• Task to complete
Search the data below for the string "marker". Extract every line that contains it.

(Data extracted from a collection)

=-=-=

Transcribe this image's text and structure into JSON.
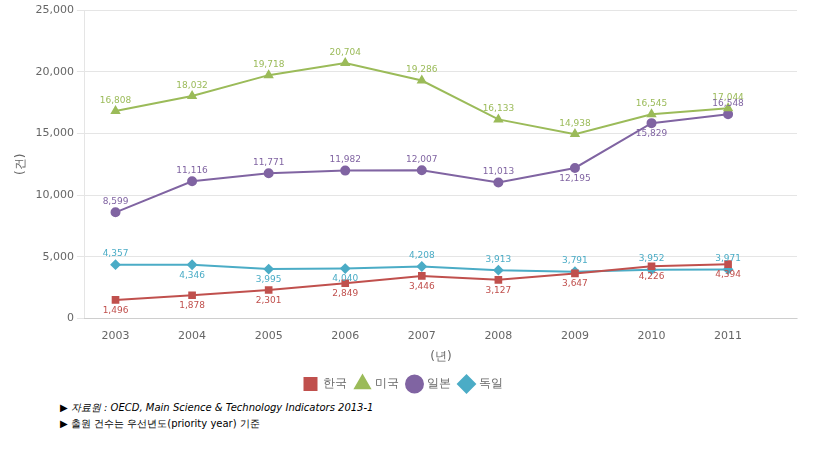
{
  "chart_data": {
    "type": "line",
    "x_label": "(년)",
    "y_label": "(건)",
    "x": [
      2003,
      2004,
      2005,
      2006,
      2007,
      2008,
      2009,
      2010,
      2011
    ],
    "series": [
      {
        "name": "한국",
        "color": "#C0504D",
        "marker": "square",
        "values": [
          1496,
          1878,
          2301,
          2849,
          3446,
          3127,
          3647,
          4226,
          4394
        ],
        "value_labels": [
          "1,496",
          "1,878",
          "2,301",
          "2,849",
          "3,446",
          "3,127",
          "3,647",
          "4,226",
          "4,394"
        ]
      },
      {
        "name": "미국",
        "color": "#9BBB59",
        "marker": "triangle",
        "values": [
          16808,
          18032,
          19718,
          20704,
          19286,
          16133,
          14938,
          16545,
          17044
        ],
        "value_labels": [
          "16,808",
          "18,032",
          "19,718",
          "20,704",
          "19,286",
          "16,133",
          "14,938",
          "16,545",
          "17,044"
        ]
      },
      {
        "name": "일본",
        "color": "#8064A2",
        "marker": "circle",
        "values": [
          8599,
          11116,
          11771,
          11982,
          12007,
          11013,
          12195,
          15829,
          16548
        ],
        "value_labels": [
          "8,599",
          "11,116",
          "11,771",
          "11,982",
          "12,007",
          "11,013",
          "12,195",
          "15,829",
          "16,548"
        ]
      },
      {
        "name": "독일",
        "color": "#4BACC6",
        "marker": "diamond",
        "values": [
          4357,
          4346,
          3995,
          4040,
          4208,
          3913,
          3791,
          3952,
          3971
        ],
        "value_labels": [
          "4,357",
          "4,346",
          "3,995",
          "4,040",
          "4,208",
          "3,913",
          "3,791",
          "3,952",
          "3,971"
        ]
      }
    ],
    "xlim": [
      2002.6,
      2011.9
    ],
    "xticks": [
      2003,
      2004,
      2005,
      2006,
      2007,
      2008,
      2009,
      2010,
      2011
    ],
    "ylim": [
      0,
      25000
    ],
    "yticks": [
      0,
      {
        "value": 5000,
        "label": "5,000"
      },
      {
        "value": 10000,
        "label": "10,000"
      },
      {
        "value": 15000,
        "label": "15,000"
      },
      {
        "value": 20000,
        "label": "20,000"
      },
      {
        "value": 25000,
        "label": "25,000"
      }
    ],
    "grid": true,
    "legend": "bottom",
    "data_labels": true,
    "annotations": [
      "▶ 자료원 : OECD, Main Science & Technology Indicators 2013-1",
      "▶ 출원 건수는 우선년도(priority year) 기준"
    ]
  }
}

=-=-=

• The solution
        "marker": "square",
        "marker": "triangle",
        "marker": "circle",
        "marker": "diamond",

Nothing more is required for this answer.